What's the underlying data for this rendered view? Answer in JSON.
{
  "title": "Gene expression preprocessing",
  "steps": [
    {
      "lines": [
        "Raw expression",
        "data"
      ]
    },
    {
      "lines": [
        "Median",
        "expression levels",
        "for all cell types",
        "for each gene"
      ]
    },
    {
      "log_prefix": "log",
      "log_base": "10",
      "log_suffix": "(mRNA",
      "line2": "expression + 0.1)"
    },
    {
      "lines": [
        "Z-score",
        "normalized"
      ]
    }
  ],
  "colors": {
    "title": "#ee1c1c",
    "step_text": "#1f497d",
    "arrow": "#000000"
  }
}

####################

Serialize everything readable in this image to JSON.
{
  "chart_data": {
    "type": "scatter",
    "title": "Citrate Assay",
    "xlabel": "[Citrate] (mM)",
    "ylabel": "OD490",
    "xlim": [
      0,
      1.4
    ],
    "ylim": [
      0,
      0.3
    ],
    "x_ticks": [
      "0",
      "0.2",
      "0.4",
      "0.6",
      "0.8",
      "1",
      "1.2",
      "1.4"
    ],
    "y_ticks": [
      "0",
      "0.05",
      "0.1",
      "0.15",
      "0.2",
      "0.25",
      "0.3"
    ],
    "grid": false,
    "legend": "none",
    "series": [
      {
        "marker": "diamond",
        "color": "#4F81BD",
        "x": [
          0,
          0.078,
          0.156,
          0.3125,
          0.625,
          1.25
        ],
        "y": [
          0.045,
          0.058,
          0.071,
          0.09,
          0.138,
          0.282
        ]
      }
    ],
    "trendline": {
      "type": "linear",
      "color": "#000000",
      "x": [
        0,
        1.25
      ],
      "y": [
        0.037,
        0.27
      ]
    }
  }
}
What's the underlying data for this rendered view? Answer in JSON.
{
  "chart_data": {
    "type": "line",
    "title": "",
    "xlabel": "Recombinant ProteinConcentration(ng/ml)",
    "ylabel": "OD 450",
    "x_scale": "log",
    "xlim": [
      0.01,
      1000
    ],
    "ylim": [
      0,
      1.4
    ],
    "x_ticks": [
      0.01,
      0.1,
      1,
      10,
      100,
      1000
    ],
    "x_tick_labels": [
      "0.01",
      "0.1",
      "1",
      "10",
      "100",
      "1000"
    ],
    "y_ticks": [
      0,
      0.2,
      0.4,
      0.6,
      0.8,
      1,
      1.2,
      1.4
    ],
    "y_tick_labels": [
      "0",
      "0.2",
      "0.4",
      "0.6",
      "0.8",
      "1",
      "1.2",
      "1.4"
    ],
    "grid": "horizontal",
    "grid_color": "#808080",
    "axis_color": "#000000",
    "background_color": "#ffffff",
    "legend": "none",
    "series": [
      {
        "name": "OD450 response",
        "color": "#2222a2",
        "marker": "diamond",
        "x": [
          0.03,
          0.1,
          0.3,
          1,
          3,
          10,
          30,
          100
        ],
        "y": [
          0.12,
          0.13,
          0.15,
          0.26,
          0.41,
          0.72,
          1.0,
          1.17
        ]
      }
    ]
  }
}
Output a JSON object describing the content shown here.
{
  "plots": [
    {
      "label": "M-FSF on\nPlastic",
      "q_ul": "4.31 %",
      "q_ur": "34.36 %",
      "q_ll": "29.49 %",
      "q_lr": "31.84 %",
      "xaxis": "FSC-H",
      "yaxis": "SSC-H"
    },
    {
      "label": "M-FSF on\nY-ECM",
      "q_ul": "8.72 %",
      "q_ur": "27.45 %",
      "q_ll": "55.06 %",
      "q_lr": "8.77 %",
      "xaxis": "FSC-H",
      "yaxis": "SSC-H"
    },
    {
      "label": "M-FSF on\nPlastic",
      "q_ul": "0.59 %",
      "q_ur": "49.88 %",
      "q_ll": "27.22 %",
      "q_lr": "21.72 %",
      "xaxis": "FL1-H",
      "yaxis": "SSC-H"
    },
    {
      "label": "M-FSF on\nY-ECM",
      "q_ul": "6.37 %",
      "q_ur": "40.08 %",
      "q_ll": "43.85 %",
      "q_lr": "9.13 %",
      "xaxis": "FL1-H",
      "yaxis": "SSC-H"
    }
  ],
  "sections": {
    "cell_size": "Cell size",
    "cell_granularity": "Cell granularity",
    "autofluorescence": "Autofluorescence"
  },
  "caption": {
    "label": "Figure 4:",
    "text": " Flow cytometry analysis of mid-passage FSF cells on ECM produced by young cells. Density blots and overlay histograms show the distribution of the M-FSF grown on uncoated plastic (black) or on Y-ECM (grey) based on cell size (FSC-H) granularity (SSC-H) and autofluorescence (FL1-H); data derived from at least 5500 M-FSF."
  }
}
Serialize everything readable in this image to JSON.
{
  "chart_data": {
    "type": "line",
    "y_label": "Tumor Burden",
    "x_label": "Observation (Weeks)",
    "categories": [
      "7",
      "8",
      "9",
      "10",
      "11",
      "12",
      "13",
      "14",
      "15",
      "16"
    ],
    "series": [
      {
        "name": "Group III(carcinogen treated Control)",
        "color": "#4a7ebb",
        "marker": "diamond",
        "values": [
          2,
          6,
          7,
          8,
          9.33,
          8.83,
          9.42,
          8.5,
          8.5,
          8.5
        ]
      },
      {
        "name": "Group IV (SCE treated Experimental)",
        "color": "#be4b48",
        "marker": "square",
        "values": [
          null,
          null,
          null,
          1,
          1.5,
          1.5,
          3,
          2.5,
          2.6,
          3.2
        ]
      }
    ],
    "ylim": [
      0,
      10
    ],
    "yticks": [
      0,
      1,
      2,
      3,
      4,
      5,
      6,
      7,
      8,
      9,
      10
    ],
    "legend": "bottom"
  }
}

####################

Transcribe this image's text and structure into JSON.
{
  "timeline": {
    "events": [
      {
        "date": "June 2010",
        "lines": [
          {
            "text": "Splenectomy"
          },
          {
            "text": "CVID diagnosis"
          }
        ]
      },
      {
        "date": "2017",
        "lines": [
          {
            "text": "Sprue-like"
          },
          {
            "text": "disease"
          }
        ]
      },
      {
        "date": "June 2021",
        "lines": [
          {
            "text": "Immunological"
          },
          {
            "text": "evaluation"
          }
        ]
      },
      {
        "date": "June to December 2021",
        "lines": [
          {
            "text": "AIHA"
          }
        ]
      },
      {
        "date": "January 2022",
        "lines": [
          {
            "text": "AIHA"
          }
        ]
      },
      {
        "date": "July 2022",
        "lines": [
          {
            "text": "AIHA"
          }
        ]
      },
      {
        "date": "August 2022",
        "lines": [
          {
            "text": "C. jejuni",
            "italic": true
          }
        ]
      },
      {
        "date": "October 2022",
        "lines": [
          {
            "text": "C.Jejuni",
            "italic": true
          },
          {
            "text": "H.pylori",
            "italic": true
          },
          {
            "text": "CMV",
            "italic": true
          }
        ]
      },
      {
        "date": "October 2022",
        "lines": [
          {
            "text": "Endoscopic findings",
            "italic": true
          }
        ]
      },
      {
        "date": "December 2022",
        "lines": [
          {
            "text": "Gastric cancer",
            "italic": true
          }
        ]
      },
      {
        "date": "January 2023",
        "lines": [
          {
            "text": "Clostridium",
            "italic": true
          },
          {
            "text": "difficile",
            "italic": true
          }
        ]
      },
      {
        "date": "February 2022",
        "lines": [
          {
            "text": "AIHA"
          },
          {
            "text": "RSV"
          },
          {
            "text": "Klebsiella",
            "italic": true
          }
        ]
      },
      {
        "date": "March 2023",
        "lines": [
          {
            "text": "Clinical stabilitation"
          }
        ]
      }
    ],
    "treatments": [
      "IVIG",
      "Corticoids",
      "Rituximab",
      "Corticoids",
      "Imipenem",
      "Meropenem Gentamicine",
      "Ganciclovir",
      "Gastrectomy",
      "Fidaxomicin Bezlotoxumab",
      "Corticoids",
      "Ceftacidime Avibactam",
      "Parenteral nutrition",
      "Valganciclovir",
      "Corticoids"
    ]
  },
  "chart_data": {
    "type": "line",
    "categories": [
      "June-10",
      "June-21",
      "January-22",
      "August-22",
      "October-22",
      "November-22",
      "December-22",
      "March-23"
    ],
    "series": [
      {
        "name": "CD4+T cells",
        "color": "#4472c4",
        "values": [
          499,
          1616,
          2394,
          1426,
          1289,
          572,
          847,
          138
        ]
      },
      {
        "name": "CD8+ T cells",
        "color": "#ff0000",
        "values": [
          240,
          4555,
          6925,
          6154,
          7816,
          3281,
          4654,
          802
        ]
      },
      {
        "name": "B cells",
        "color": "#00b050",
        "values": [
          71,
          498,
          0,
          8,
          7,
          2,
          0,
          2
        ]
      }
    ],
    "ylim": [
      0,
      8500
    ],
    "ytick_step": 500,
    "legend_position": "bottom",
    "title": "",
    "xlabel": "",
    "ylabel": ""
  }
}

####################

* [YOUR GOAL] Which lines in the listing above include the string "Group"? Copy each of them.

* [SOLUTION FOR THIS EXERCISE]
        "name": "Group III(carcinogen treated Control)",
        "name": "Group IV (SCE treated Experimental)",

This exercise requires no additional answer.